### Exercise brief
Answer these from the Capital City text below:
1. How do students join the Alpha Leadership Project?
2. For how long has Molly Whalen been active as a parent and community member in DC public education?
3. What does she name as her top priority for her first few months on the job?

### Text to read
The Washington Informer, in a recent article, highlighted the Alpha Leadership Project (ALP), a program implemented at CCPCS to help young men of color succeed socially and academically.
Sekenia Welch, Capital City's DC College Access Program (DC-CAP) advisor, helps students apply for the DC- CAP to help students cover college costs, and Capital City ALP participants were interviewed about this unique leadership program that prepares youth for high school success, manhood, and college access. Additionally, ALP engages the young men in discussions about politics, popular culture, and current events. Students, who become part of the program through teacher recommendations, receive mentoring, attend personal development workshops, and are eligible for scholarships and other incentives if they and their families participate actively in program requisites. Find out more about the program on the ALP website.
Molly Whalen, a Capital City parent, joined our team this summer. She brings a wealth of communications and development experience. In a short Q & A, Molly shares her vision for Capital City.
What were you most excited about in coming to Capital City?
I have been active as a parent and community member in DC public education for over a decade, with a big emphasis on special education. As a DC resident and public school parent, I had been wanting to find a place to work more in-depth in the DC education environment and Capital City’s focus on personalized student education, not to mention the committed and simply brilliant team at the school, were all I needed to say YES to the position.
What are your top priorities in your first few months on the job?
Communication! While a big focus area for my position is fundraising and development, I believe that success here lies in relationship building, and all great relationships must have strong communications. I’m excited about streamlining and focusing all of Capital City’s communication efforts - internally: newsletters, emails, backpack mailings, and even the “popular” robo-calls, and externally.

### Dataset section

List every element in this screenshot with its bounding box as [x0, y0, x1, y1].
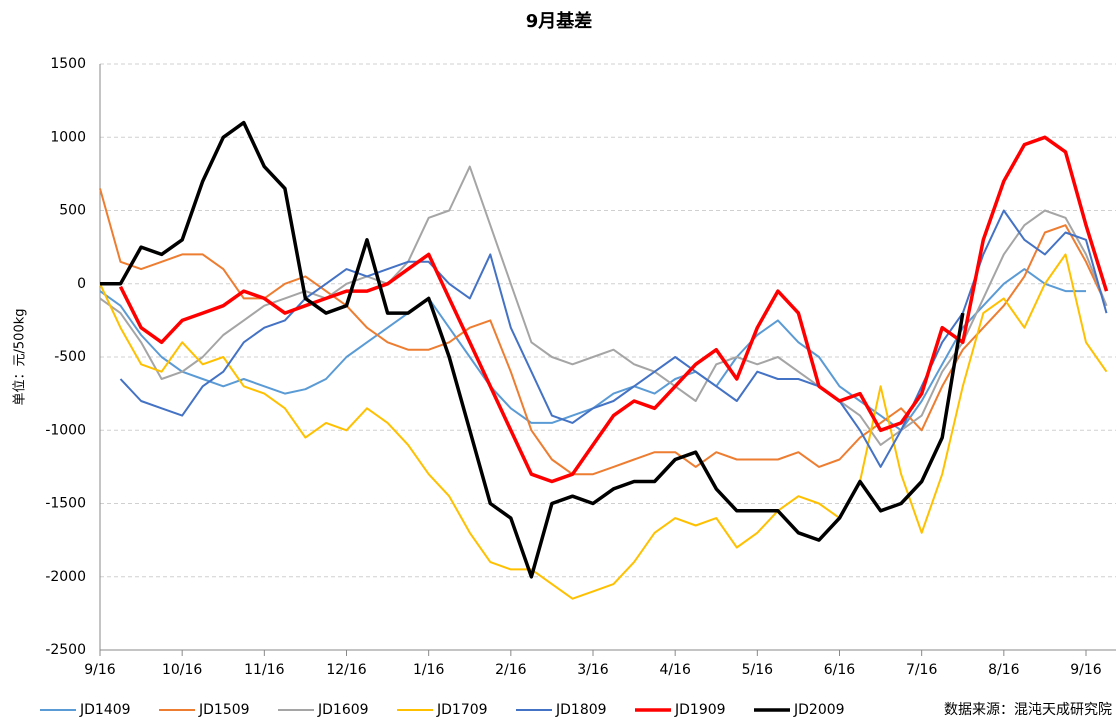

### Solution to this problem
1. Through teacher recommendations.
2. For over a decade.
3. Communication.